§ Direction: Rewrite the listing below with every "section-text-continued" changed to "continued-text" and nothing else altered. Leave out the pictures.
-------- Records provided --------
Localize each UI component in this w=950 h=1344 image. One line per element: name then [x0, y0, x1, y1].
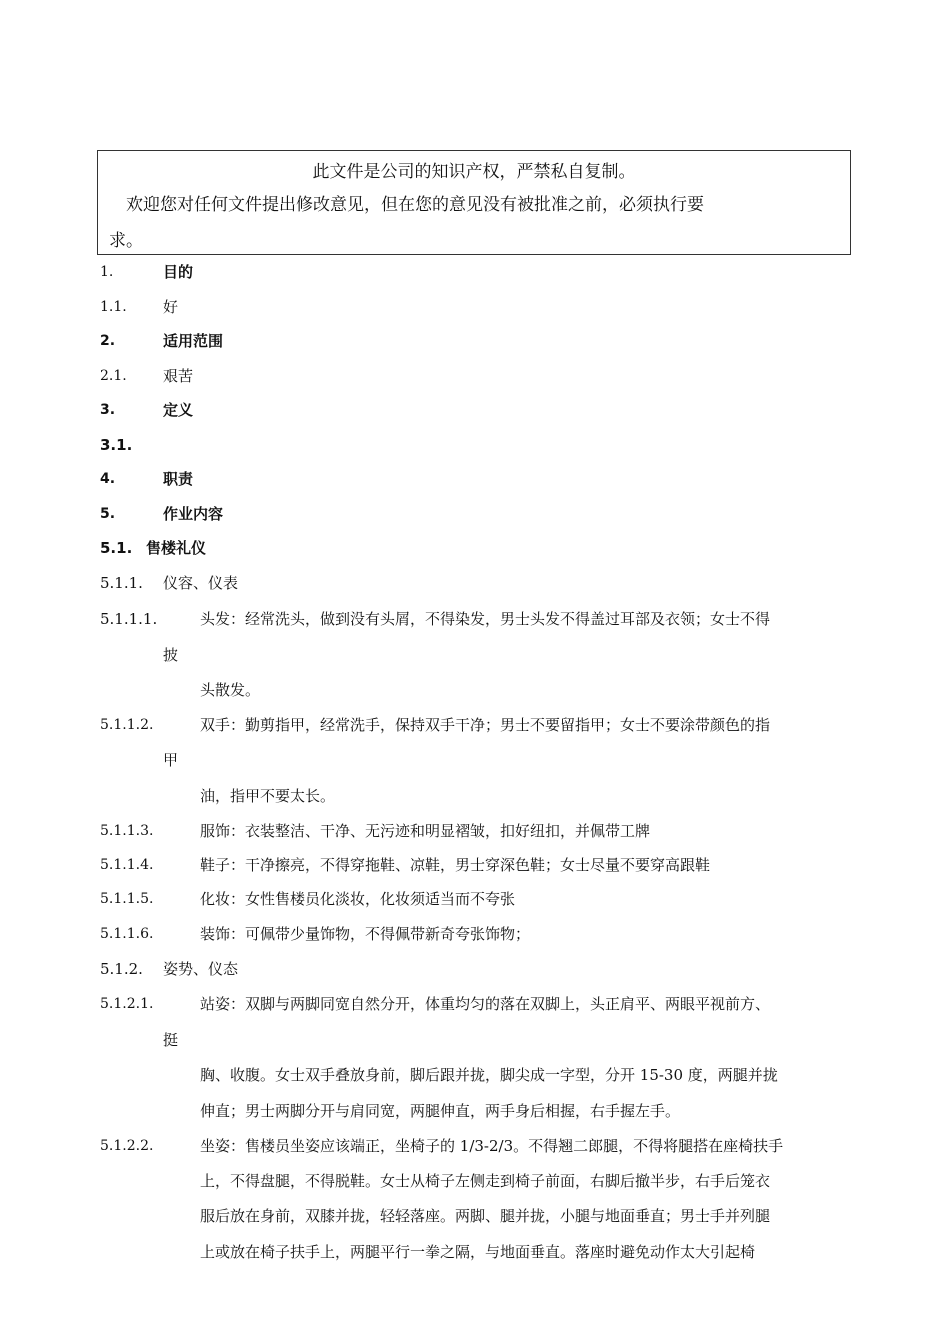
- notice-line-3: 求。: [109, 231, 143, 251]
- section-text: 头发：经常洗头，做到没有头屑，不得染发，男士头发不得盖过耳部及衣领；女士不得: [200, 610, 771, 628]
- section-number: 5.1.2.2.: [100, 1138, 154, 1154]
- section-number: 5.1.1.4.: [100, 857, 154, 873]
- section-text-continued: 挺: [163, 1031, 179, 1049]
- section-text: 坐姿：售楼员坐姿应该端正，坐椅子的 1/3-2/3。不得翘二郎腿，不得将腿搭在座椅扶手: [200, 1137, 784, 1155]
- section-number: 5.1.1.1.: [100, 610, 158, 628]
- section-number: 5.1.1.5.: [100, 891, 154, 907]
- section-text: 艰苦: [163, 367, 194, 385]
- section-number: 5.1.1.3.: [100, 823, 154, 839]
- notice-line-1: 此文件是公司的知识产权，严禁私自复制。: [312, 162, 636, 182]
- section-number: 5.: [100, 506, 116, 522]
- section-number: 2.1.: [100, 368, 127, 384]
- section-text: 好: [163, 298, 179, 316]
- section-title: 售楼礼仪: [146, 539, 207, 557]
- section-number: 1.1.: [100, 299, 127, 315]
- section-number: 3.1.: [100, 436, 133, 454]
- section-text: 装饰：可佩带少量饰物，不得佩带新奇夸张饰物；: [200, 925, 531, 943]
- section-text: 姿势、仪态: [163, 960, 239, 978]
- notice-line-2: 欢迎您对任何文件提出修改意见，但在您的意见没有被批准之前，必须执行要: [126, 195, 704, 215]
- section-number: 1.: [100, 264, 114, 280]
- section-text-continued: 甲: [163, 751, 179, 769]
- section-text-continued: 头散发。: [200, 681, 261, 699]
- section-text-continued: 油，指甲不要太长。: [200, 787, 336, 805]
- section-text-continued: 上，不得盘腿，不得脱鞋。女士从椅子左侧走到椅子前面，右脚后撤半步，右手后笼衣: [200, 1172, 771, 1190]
--------
§ Written solution:
Localize each UI component in this w=950 h=1344 image. One line per element: name then [x0, y0, x1, y1].
- notice-line-3: 求。: [109, 231, 143, 251]
- section-text: 头发：经常洗头，做到没有头屑，不得染发，男士头发不得盖过耳部及衣领；女士不得: [200, 610, 771, 628]
- section-number: 5.1.2.2.: [100, 1138, 154, 1154]
- section-number: 5.1.1.4.: [100, 857, 154, 873]
- continued-text: 挺: [163, 1031, 179, 1049]
- section-text: 坐姿：售楼员坐姿应该端正，坐椅子的 1/3-2/3。不得翘二郎腿，不得将腿搭在座椅扶手: [200, 1137, 784, 1155]
- section-number: 5.1.1.1.: [100, 610, 158, 628]
- section-number: 5.1.1.5.: [100, 891, 154, 907]
- section-text: 艰苦: [163, 367, 194, 385]
- section-number: 5.1.1.3.: [100, 823, 154, 839]
- notice-line-1: 此文件是公司的知识产权，严禁私自复制。: [312, 162, 636, 182]
- section-number: 5.: [100, 506, 116, 522]
- section-number: 2.1.: [100, 368, 127, 384]
- section-text: 好: [163, 298, 179, 316]
- section-title: 售楼礼仪: [146, 539, 207, 557]
- section-number: 1.1.: [100, 299, 127, 315]
- section-number: 3.1.: [100, 436, 133, 454]
- section-text: 装饰：可佩带少量饰物，不得佩带新奇夸张饰物；: [200, 925, 531, 943]
- section-text: 姿势、仪态: [163, 960, 239, 978]
- notice-line-2: 欢迎您对任何文件提出修改意见，但在您的意见没有被批准之前，必须执行要: [126, 195, 704, 215]
- section-number: 1.: [100, 264, 114, 280]
- continued-text: 甲: [163, 751, 179, 769]
- continued-text: 头散发。: [200, 681, 261, 699]
- continued-text: 油，指甲不要太长。: [200, 787, 336, 805]
- continued-text: 上，不得盘腿，不得脱鞋。女士从椅子左侧走到椅子前面，右脚后撤半步，右手后笼衣: [200, 1172, 771, 1190]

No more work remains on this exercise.